***** DATA ENTRIES *****

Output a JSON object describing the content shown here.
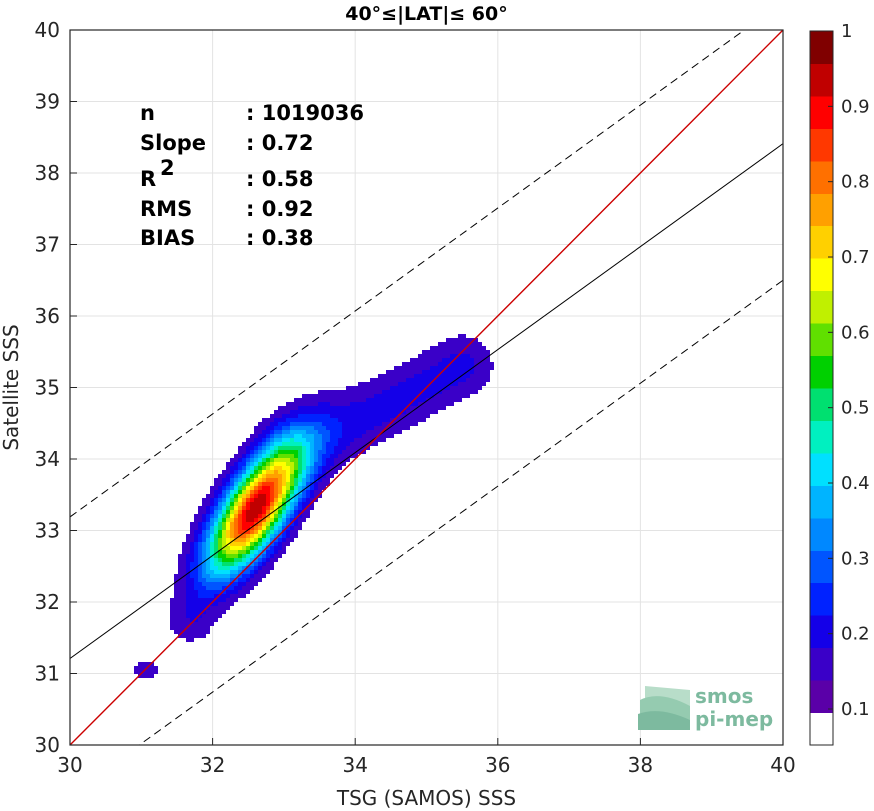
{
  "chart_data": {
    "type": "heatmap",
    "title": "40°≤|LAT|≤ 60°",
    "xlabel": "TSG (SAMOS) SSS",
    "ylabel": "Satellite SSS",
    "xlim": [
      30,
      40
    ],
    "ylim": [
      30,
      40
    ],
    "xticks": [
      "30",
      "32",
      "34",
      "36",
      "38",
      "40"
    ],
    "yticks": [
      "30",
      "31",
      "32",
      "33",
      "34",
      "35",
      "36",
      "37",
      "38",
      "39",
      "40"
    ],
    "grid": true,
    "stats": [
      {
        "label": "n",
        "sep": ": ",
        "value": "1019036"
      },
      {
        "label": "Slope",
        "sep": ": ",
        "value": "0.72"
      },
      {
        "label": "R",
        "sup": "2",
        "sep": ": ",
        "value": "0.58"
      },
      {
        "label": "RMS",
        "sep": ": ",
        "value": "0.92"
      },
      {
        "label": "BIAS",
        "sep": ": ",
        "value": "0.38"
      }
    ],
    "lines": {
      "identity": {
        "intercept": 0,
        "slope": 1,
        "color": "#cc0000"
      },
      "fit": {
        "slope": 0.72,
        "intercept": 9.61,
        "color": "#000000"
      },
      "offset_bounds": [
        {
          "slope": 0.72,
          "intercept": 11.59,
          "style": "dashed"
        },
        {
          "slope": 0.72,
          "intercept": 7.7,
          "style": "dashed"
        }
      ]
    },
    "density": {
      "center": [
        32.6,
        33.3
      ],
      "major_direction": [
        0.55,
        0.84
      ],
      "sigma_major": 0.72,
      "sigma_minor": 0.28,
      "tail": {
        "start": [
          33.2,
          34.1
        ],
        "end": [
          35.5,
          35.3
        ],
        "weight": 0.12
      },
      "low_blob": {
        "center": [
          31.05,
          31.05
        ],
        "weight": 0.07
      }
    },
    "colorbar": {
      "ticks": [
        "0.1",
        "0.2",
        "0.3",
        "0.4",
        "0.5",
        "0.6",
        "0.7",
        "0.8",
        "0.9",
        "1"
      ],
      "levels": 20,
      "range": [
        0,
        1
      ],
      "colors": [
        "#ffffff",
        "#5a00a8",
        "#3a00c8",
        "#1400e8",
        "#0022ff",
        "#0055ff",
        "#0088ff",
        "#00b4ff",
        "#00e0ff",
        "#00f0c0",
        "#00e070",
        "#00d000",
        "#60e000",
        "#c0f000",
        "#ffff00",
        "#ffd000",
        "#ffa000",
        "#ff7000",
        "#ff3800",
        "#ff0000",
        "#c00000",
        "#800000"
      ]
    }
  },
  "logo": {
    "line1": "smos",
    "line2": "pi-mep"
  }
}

*****
***** DATA ENTRIES *****

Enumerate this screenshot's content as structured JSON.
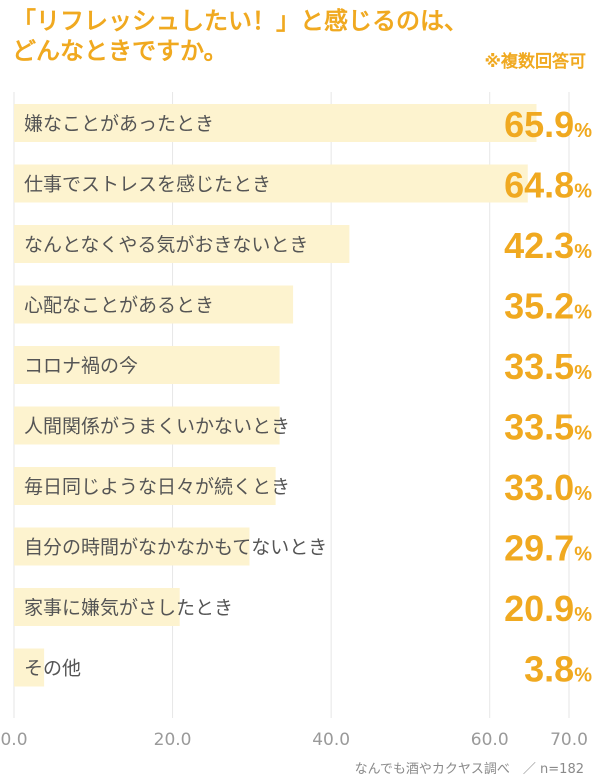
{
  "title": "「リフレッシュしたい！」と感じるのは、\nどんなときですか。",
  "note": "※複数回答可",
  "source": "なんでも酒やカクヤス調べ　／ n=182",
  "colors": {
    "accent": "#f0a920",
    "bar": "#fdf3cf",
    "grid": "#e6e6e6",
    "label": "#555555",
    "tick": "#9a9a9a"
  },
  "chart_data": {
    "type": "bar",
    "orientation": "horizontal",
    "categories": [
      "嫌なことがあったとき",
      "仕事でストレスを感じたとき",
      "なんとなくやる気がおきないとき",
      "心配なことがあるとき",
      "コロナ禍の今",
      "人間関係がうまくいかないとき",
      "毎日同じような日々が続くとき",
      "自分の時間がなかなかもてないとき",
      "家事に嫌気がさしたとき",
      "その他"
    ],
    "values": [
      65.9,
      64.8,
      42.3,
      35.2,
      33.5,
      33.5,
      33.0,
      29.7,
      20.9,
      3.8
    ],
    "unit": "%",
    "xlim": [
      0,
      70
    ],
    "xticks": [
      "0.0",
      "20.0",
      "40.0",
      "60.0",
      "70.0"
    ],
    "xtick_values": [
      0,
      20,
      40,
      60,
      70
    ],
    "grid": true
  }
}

*****

STATED EXERCISE.
Scan the data for the word "intercept" and copy every line where it shows up.

SOLUTION.
        "intercept": 0,
        "intercept": 9.61,
          "intercept": 11.59,
          "intercept": 7.7,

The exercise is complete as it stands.